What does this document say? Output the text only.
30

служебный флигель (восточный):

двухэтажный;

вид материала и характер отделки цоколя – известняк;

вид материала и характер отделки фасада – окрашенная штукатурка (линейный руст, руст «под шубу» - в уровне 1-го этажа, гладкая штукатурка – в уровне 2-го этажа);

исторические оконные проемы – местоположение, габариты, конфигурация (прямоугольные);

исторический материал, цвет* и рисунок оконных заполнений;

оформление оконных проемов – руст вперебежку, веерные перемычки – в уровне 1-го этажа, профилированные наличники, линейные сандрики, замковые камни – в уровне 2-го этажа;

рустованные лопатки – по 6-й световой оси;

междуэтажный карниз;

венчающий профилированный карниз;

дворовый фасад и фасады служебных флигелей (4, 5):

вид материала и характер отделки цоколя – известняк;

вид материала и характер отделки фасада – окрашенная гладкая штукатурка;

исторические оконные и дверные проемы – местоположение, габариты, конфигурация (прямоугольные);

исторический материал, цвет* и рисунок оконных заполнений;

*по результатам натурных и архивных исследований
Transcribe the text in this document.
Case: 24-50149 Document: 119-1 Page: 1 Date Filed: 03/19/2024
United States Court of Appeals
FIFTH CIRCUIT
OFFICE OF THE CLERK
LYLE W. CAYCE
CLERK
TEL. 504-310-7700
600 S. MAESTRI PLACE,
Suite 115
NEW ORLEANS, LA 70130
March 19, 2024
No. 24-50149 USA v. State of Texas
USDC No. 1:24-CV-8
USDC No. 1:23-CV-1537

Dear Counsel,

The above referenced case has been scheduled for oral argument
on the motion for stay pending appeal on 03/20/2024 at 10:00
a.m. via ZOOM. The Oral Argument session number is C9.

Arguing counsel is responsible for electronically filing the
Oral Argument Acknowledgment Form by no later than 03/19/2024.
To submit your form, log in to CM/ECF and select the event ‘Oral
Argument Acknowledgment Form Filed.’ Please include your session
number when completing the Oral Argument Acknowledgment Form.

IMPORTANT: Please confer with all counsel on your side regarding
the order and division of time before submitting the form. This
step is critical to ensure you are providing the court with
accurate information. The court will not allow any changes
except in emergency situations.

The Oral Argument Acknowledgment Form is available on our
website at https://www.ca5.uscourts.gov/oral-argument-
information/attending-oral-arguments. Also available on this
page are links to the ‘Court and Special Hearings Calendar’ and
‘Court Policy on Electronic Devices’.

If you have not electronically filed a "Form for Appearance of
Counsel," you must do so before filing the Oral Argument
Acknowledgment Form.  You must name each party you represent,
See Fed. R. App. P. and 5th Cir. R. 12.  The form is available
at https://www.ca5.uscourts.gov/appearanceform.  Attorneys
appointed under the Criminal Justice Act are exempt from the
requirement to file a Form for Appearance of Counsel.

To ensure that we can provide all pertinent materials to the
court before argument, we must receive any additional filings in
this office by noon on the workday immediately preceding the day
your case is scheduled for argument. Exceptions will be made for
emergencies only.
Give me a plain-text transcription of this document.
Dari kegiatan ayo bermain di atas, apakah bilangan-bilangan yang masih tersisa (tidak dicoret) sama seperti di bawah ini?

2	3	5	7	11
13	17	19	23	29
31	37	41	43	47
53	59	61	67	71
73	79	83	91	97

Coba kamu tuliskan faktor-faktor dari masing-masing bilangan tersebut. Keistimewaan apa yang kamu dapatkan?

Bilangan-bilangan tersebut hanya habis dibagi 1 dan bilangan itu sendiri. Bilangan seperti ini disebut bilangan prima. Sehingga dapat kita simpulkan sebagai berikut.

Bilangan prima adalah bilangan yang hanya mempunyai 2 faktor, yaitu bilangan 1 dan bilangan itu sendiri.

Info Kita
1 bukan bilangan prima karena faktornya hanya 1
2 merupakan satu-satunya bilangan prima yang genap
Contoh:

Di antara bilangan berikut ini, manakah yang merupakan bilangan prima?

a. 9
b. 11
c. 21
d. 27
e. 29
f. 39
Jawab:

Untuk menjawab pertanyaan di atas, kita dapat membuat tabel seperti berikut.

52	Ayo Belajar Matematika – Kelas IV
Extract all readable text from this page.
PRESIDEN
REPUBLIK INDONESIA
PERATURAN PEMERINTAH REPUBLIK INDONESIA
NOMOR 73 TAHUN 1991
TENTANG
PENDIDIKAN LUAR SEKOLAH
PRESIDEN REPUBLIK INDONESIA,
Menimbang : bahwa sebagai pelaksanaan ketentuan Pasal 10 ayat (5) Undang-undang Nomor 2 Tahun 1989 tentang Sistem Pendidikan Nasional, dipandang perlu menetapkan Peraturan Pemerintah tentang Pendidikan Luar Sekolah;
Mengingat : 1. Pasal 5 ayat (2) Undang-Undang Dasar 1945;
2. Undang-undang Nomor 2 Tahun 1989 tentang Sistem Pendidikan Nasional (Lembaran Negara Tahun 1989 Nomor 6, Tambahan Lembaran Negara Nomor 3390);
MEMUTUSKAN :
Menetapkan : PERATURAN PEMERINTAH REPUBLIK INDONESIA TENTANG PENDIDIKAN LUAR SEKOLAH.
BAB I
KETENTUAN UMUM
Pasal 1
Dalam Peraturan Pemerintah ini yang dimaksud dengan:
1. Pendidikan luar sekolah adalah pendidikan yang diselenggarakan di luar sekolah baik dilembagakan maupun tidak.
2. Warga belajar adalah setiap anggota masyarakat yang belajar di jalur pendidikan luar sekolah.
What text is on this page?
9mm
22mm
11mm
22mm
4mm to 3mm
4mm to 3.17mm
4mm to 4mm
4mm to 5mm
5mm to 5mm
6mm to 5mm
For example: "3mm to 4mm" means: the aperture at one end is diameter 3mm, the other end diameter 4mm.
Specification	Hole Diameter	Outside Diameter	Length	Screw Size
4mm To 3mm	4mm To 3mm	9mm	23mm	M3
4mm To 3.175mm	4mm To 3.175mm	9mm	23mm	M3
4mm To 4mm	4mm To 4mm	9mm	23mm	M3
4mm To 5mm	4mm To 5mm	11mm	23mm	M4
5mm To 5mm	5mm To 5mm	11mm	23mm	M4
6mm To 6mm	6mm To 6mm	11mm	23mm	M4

What you need to do
Can you restate every record above word for word?

Full response
What does this document say? Output the text only.
30

служебный флигель (восточный):

двухэтажный;

вид материала и характер отделки цоколя – известняк;

вид материала и характер отделки фасада – окрашенная штукатурка (линейный руст, руст «под шубу» - в уровне 1-го этажа, гладкая штукатурка – в уровне 2-го этажа);

исторические оконные проемы – местоположение, габариты, конфигурация (прямоугольные);

исторический материал, цвет* и рисунок оконных заполнений;

оформление оконных проемов – руст вперебежку, веерные перемычки – в уровне 1-го этажа, профилированные наличники, линейные сандрики, замковые камни – в уровне 2-го этажа;

рустованные лопатки – по 6-й световой оси;

междуэтажный карниз;

венчающий профилированный карниз;

дворовый фасад и фасады служебных флигелей (4, 5):

вид материала и характер отделки цоколя – известняк;

вид материала и характер отделки фасада – окрашенная гладкая штукатурка;

исторические оконные и дверные проемы – местоположение, габариты, конфигурация (прямоугольные);

исторический материал, цвет* и рисунок оконных заполнений;

*по результатам натурных и архивных исследований
Transcribe the text in this document.
Case: 24-50149 Document: 119-1 Page: 1 Date Filed: 03/19/2024
United States Court of Appeals
FIFTH CIRCUIT
OFFICE OF THE CLERK
LYLE W. CAYCE
CLERK
TEL. 504-310-7700
600 S. MAESTRI PLACE,
Suite 115
NEW ORLEANS, LA 70130
March 19, 2024
No. 24-50149 USA v. State of Texas
USDC No. 1:24-CV-8
USDC No. 1:23-CV-1537

Dear Counsel,

The above referenced case has been scheduled for oral argument
on the motion for stay pending appeal on 03/20/2024 at 10:00
a.m. via ZOOM. The Oral Argument session number is C9.

Arguing counsel is responsible for electronically filing the
Oral Argument Acknowledgment Form by no later than 03/19/2024.
To submit your form, log in to CM/ECF and select the event ‘Oral
Argument Acknowledgment Form Filed.’ Please include your session
number when completing the Oral Argument Acknowledgment Form.

IMPORTANT: Please confer with all counsel on your side regarding
the order and division of time before submitting the form. This
step is critical to ensure you are providing the court with
accurate information. The court will not allow any changes
except in emergency situations.

The Oral Argument Acknowledgment Form is available on our
website at https://www.ca5.uscourts.gov/oral-argument-
information/attending-oral-arguments. Also available on this
page are links to the ‘Court and Special Hearings Calendar’ and
‘Court Policy on Electronic Devices’.

If you have not electronically filed a "Form for Appearance of
Counsel," you must do so before filing the Oral Argument
Acknowledgment Form.  You must name each party you represent,
See Fed. R. App. P. and 5th Cir. R. 12.  The form is available
at https://www.ca5.uscourts.gov/appearanceform.  Attorneys
appointed under the Criminal Justice Act are exempt from the
requirement to file a Form for Appearance of Counsel.

To ensure that we can provide all pertinent materials to the
court before argument, we must receive any additional filings in
this office by noon on the workday immediately preceding the day
your case is scheduled for argument. Exceptions will be made for
emergencies only.
Give me a plain-text transcription of this document.
Dari kegiatan ayo bermain di atas, apakah bilangan-bilangan yang masih tersisa (tidak dicoret) sama seperti di bawah ini?

2	3	5	7	11
13	17	19	23	29
31	37	41	43	47
53	59	61	67	71
73	79	83	91	97

Coba kamu tuliskan faktor-faktor dari masing-masing bilangan tersebut. Keistimewaan apa yang kamu dapatkan?

Bilangan-bilangan tersebut hanya habis dibagi 1 dan bilangan itu sendiri. Bilangan seperti ini disebut bilangan prima. Sehingga dapat kita simpulkan sebagai berikut.

Bilangan prima adalah bilangan yang hanya mempunyai 2 faktor, yaitu bilangan 1 dan bilangan itu sendiri.

Info Kita
1 bukan bilangan prima karena faktornya hanya 1
2 merupakan satu-satunya bilangan prima yang genap
Contoh:

Di antara bilangan berikut ini, manakah yang merupakan bilangan prima?

a. 9
b. 11
c. 21
d. 27
e. 29
f. 39
Jawab:

Untuk menjawab pertanyaan di atas, kita dapat membuat tabel seperti berikut.

52	Ayo Belajar Matematika – Kelas IV
Extract all readable text from this page.
PRESIDEN
REPUBLIK INDONESIA
PERATURAN PEMERINTAH REPUBLIK INDONESIA
NOMOR 73 TAHUN 1991
TENTANG
PENDIDIKAN LUAR SEKOLAH
PRESIDEN REPUBLIK INDONESIA,
Menimbang : bahwa sebagai pelaksanaan ketentuan Pasal 10 ayat (5) Undang-undang Nomor 2 Tahun 1989 tentang Sistem Pendidikan Nasional, dipandang perlu menetapkan Peraturan Pemerintah tentang Pendidikan Luar Sekolah;
Mengingat : 1. Pasal 5 ayat (2) Undang-Undang Dasar 1945;
2. Undang-undang Nomor 2 Tahun 1989 tentang Sistem Pendidikan Nasional (Lembaran Negara Tahun 1989 Nomor 6, Tambahan Lembaran Negara Nomor 3390);
MEMUTUSKAN :
Menetapkan : PERATURAN PEMERINTAH REPUBLIK INDONESIA TENTANG PENDIDIKAN LUAR SEKOLAH.
BAB I
KETENTUAN UMUM
Pasal 1
Dalam Peraturan Pemerintah ini yang dimaksud dengan:
1. Pendidikan luar sekolah adalah pendidikan yang diselenggarakan di luar sekolah baik dilembagakan maupun tidak.
2. Warga belajar adalah setiap anggota masyarakat yang belajar di jalur pendidikan luar sekolah.
What text is on this page?
9mm
22mm
11mm
22mm
4mm to 3mm
4mm to 3.17mm
4mm to 4mm
4mm to 5mm
5mm to 5mm
6mm to 5mm
For example: "3mm to 4mm" means: the aperture at one end is diameter 3mm, the other end diameter 4mm.
Specification	Hole Diameter	Outside Diameter	Length	Screw Size
4mm To 3mm	4mm To 3mm	9mm	23mm	M3
4mm To 3.175mm	4mm To 3.175mm	9mm	23mm	M3
4mm To 4mm	4mm To 4mm	9mm	23mm	M3
4mm To 5mm	4mm To 5mm	11mm	23mm	M4
5mm To 5mm	5mm To 5mm	11mm	23mm	M4
6mm To 6mm	6mm To 6mm	11mm	23mm	M4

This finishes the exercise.